Dataset extract:
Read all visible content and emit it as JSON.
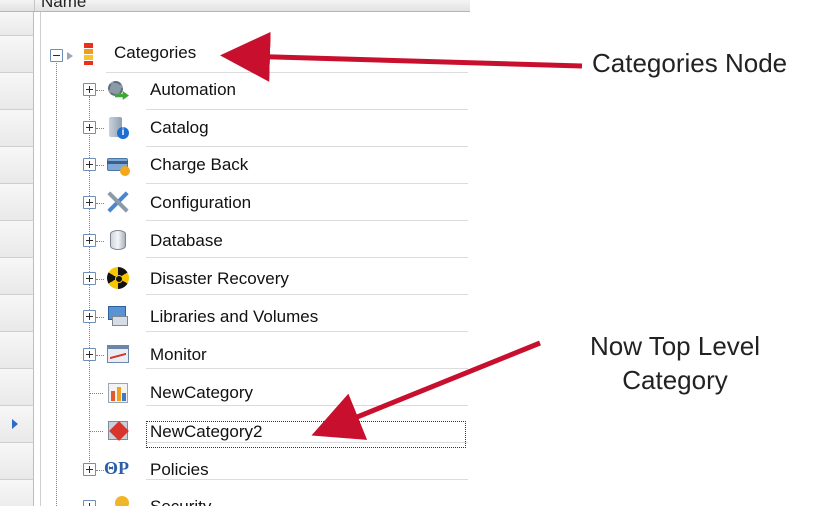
{
  "header": {
    "column_name": "Name"
  },
  "tree": {
    "root": {
      "label": "Categories"
    },
    "items": [
      {
        "label": "Automation"
      },
      {
        "label": "Catalog"
      },
      {
        "label": "Charge Back"
      },
      {
        "label": "Configuration"
      },
      {
        "label": "Database"
      },
      {
        "label": "Disaster Recovery"
      },
      {
        "label": "Libraries and Volumes"
      },
      {
        "label": "Monitor"
      },
      {
        "label": "NewCategory"
      },
      {
        "label": "NewCategory2"
      },
      {
        "label": "Policies"
      },
      {
        "label": "Security"
      }
    ]
  },
  "annotations": {
    "categories_node": "Categories Node",
    "top_level_line1": "Now Top Level",
    "top_level_line2": "Category",
    "arrow_color": "#c8102e"
  }
}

Written request: Give back every line exactly as it stands, pictures excluded.

Reply:
Read all visible content and emit it as JSON.
{
  "header": {
    "column_name": "Name"
  },
  "tree": {
    "root": {
      "label": "Categories"
    },
    "items": [
      {
        "label": "Automation"
      },
      {
        "label": "Catalog"
      },
      {
        "label": "Charge Back"
      },
      {
        "label": "Configuration"
      },
      {
        "label": "Database"
      },
      {
        "label": "Disaster Recovery"
      },
      {
        "label": "Libraries and Volumes"
      },
      {
        "label": "Monitor"
      },
      {
        "label": "NewCategory"
      },
      {
        "label": "NewCategory2"
      },
      {
        "label": "Policies"
      },
      {
        "label": "Security"
      }
    ]
  },
  "annotations": {
    "categories_node": "Categories Node",
    "top_level_line1": "Now Top Level",
    "top_level_line2": "Category",
    "arrow_color": "#c8102e"
  }
}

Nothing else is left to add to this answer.